(Dataset records)

---*---

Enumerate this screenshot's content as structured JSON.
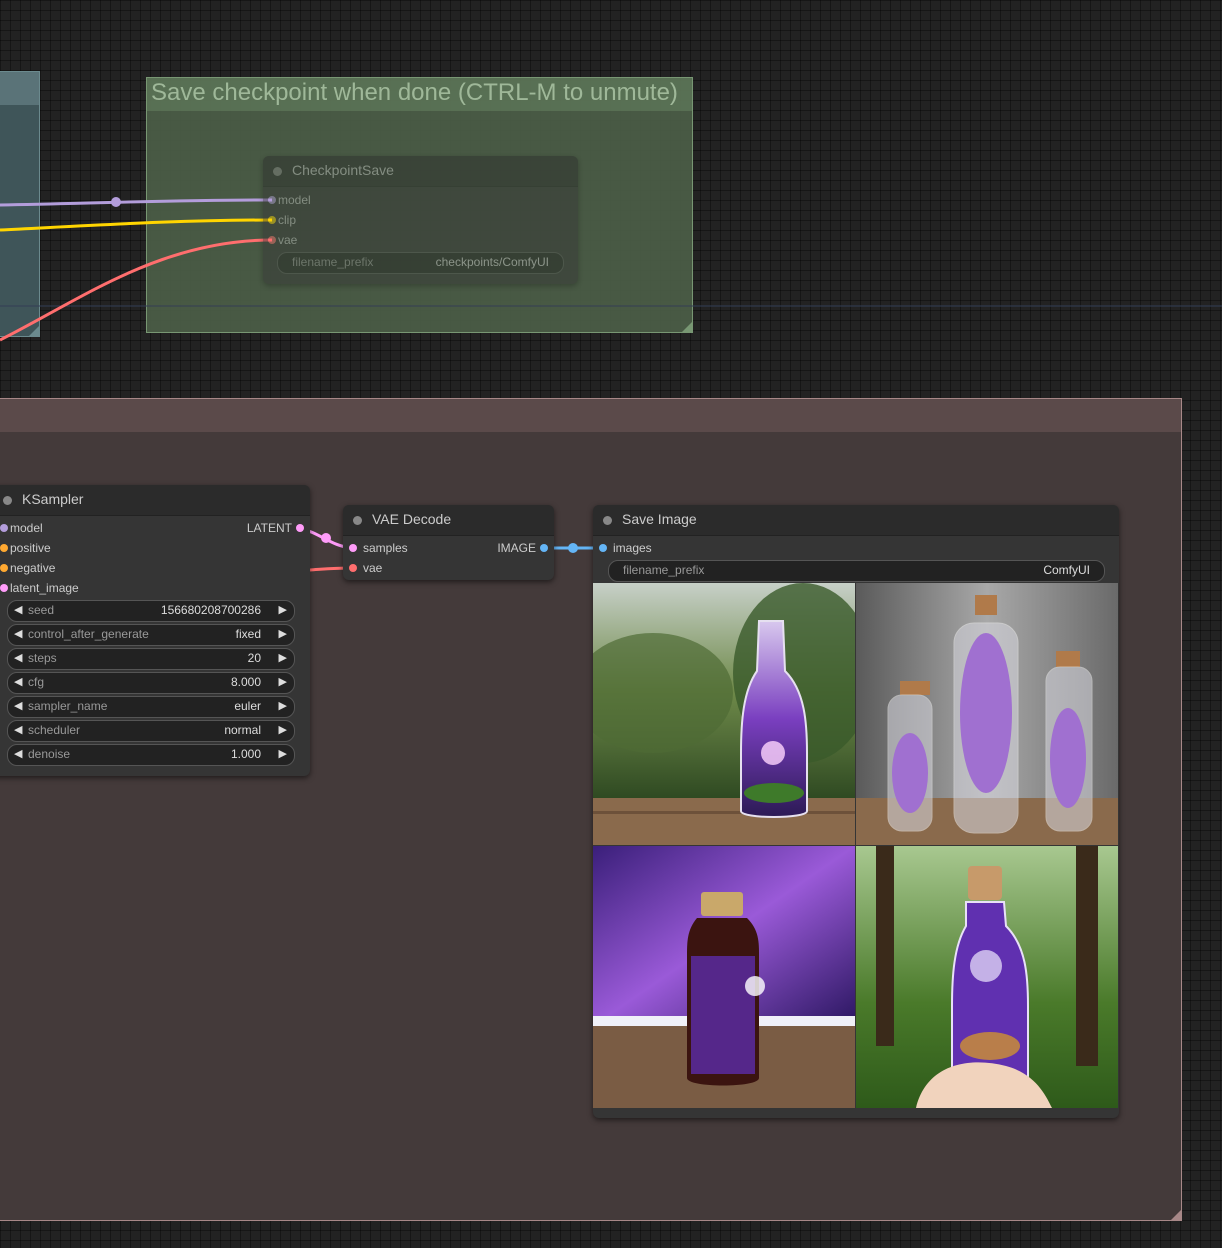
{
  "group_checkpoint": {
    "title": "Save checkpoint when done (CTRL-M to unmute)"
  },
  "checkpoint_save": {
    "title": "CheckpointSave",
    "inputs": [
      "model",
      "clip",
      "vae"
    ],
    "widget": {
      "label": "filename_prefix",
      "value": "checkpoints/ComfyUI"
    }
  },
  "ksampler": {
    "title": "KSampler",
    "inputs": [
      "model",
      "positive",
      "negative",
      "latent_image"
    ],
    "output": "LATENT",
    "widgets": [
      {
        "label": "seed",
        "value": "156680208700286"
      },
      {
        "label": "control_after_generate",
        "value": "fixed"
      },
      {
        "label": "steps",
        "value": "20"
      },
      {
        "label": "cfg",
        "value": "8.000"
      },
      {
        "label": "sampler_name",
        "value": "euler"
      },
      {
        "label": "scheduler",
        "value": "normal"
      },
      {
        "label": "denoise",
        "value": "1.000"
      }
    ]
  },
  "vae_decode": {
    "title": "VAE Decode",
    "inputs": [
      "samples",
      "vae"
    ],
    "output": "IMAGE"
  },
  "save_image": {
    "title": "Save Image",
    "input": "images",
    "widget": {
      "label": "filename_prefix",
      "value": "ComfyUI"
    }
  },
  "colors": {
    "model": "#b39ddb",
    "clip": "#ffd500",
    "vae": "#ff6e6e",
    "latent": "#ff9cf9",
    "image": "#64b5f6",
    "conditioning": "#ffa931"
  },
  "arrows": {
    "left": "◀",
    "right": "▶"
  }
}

---*---

• [Written exercise]: Quote every record above exactly, omitting any pictures they contain.

• [Finished answer]:
Enumerate this screenshot's content as structured JSON.
{
  "group_checkpoint": {
    "title": "Save checkpoint when done (CTRL-M to unmute)"
  },
  "checkpoint_save": {
    "title": "CheckpointSave",
    "inputs": [
      "model",
      "clip",
      "vae"
    ],
    "widget": {
      "label": "filename_prefix",
      "value": "checkpoints/ComfyUI"
    }
  },
  "ksampler": {
    "title": "KSampler",
    "inputs": [
      "model",
      "positive",
      "negative",
      "latent_image"
    ],
    "output": "LATENT",
    "widgets": [
      {
        "label": "seed",
        "value": "156680208700286"
      },
      {
        "label": "control_after_generate",
        "value": "fixed"
      },
      {
        "label": "steps",
        "value": "20"
      },
      {
        "label": "cfg",
        "value": "8.000"
      },
      {
        "label": "sampler_name",
        "value": "euler"
      },
      {
        "label": "scheduler",
        "value": "normal"
      },
      {
        "label": "denoise",
        "value": "1.000"
      }
    ]
  },
  "vae_decode": {
    "title": "VAE Decode",
    "inputs": [
      "samples",
      "vae"
    ],
    "output": "IMAGE"
  },
  "save_image": {
    "title": "Save Image",
    "input": "images",
    "widget": {
      "label": "filename_prefix",
      "value": "ComfyUI"
    }
  },
  "colors": {
    "model": "#b39ddb",
    "clip": "#ffd500",
    "vae": "#ff6e6e",
    "latent": "#ff9cf9",
    "image": "#64b5f6",
    "conditioning": "#ffa931"
  },
  "arrows": {
    "left": "◀",
    "right": "▶"
  }
}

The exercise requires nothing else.